## SELECTED TEXT

◇ ◇ ◇ ◇

The extinction of the dinosaurs more than 65 million years ago is a striking example of the devastation that an asteroid can wreak when it slams into Earth.
A newly released movie from Sony Pictures, fittingly titled "65," plays on the epic disaster. It tells the tale of an astronaut propelled back to the late Cretaceous period, just before a roughly 6-mile-wide (10 kilometers) asteroid hit Earth off the coast of Mexico, wiping out the dinosaurs along with three-quarters of the planet's plant and animal species. Adam Driver plays the hapless time-traveling astronaut, who's literally caught between a rock and a hard place (and some dinosaurs).
Speaking to astronomer Kelly Fast, manager of NASA's Near-Earth Object (NEO) Observations Program, Driver first asks what would happen if we were to discover an asteroid like the dino-killing space rock speeding toward Earth today.
"The good thing is that we're really not that concerned about asteroids of that size," Fast answered. "Those large ones — most of them have been found. They're easier to spot. There are fewer of them."
The NASA astronomer explained that there are, however, undiscovered near-Earth asteroids that are still big enough to do considerable damage should they strike Earth.
"If an asteroid were discovered that was going to impact Earth," Fast said, "NASA's role would be to inform planning, to give information about the asteroid, about where the impact would happen, about what the effects might be, so that everyone would have the most up-to-date, accurate and expert information available."
Driver's next question concerned NASA's Double Asteroid Redirection Test (DART), which intentionally crashed a spacecraft into Dimorphos, the smaller member in the two-asteroid Didymos system. DART hit Dimorphos on Sept. 26, 2022, to see if its orbit could be altered.

◇ ◇ ◇ ◇

## MATERIAL PROVIDED
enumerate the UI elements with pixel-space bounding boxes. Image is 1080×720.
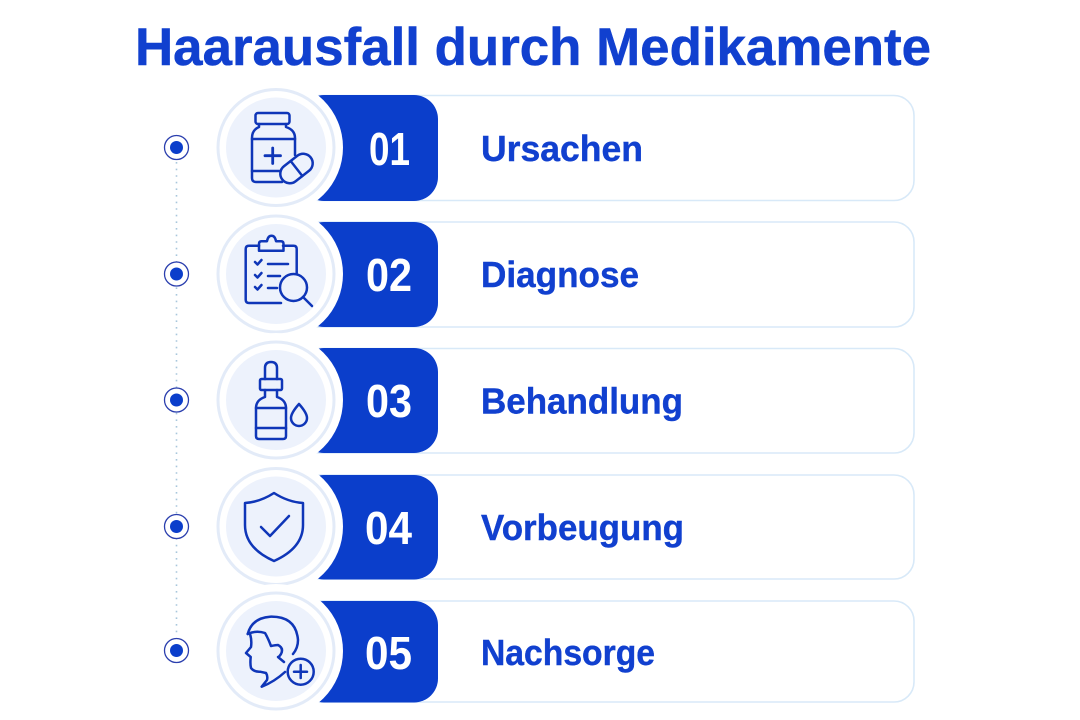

◇ ◇ ◇ ◇

## WHAT YOU NEED TO DO
**A)** In the asteroid article, on what date did DART hit Dimorphos?
**B)** Pick up the asteroid article after its last sentence and write the next part.

## RESPONSES
**A)** September 26, 2022.

**B)**
DART succeeded, shortening the orbit of Dimorphos around Didymos by 33 minutes. But Driver wanted to know if something similar to the proof-of-concept test could be used to divert an asteroid off a collision course with Earth.
"DART showed that we do have the technology for diverting an asteroid in space, but there is still a lot left to be done," Fast explained. "Options for deflecting an asteroid or doing anything about an asteroid really depend on the asteroid — on its size, on its composition."
Fast pointed out that deflecting an asteroid would also depend on the amount of time before the impact. As longer lead times mean the asteroid's orbit may only have to be shifted slightly in order to miss our planet, Fast emphasized the importance of early detection.
The Hollywood star's third and final question to Fast involved NASA's first asteroid sample return mission, OSIRIS-REx. The mission is set to return a sample from the carbonaceous near-Earth asteroid Bennu to Earth on Sept. 24, 2023. Driver wanted to know what NASA hopes to learn from the Bennu sample.
"Scientists are very interested in studying Bennu, because it is largely unchanged since the formation of the solar system," Fast said. The astronomer was referring to the fact that asteroids are believed to have formed when the planets of the solar system did, around 4.5 billion years ago, and from the same material that birthed those planets, including Earth.
"So scientists plan to study that sample to learn about the early solar system, to learn about the origins of organics and water, which are important for studying life on Earth," Fast concluded.
Driver signed off by thanking Fast and her colleagues at NASA for their efforts in protecting the planet from the threat of asteroids, possibly channeling his character in "65," who may just wish such experts had been around tens of million years ago, too.
Written and directed by Scott Beck and Bryan Woods and also starring Ariana Greenblatt, "65" opened in cinemas across the United States on March 10.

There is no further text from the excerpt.